* **Set task 1**
Could you return the part of the worksharing framework post starting at "Long time no" and ending at "at the beginning.", word for word?

━━━━━ Provided passage ━━━━━

[SysDeg] Worksharing Framework and its design – Part 3: Prototype for the first version

Long time no see! After one month playing with caching in Spark, I learned many valuable lessons (which will be posted on other blog posts, about Cache Manager and Block Manager of Spark). Our team came back to the  design of the system – spark SQL server. To be honest, i spent too much time on the details instead of focusing on the system design. Many things have happened and that has changed the design at the beginning.

The goal of this design is to make a general and extensible design so people can contribute to it also. During my internship, I will take care of the simplest form of worksharing, which is sharing scan. But, there are many variants of worksharing and we also want our system has those variants, in the future.

━━━━━ Data listing ━━━━━

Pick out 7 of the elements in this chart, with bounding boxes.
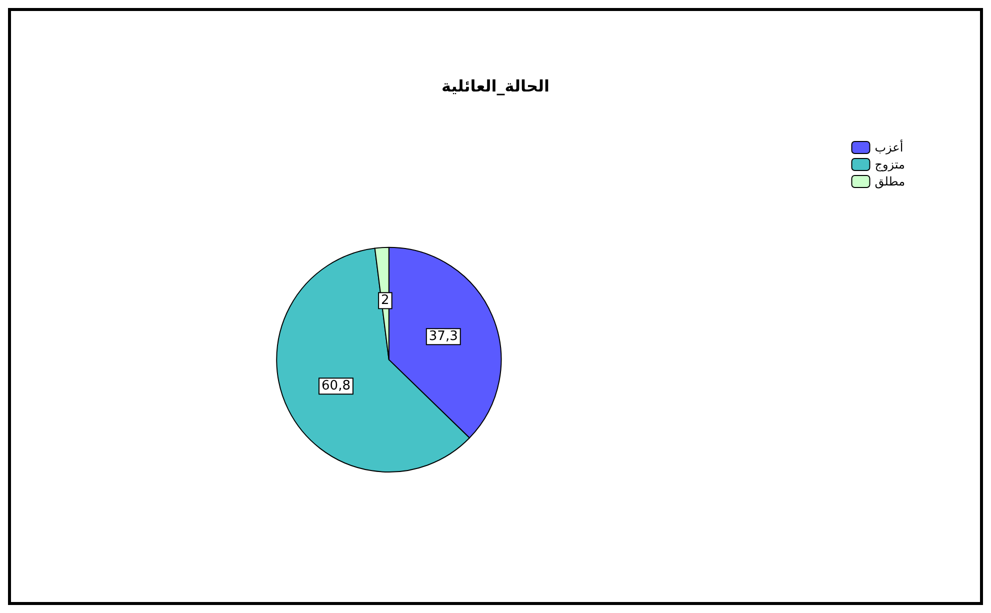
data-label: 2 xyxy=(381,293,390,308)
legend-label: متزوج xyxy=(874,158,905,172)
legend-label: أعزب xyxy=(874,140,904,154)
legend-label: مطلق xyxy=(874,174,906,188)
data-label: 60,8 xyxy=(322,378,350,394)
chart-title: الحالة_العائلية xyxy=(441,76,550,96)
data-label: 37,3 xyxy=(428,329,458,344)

━━━━━

* **Set task 2**
Can you edit the rows by swapping "Pick out" for "Identify", keeping everything else unchanged and leaving the pictures out?

* **Task answer 1**
Long time no see! After one month playing with caching in Spark, I learned many valuable lessons (which will be posted on other blog posts, about Cache Manager and Block Manager of Spark). Our team came back to the  design of the system – spark SQL server. To be honest, i spent too much time on the details instead of focusing on the system design. Many things have happened and that has changed the design at the beginning.

* **Task answer 2**
Identify 7 of the elements in this chart, with bounding boxes.
data-label: 2 xyxy=(381,293,390,308)
legend-label: متزوج xyxy=(874,158,905,172)
legend-label: أعزب xyxy=(874,140,904,154)
legend-label: مطلق xyxy=(874,174,906,188)
data-label: 60,8 xyxy=(322,378,350,394)
chart-title: الحالة_العائلية xyxy=(441,76,550,96)
data-label: 37,3 xyxy=(428,329,458,344)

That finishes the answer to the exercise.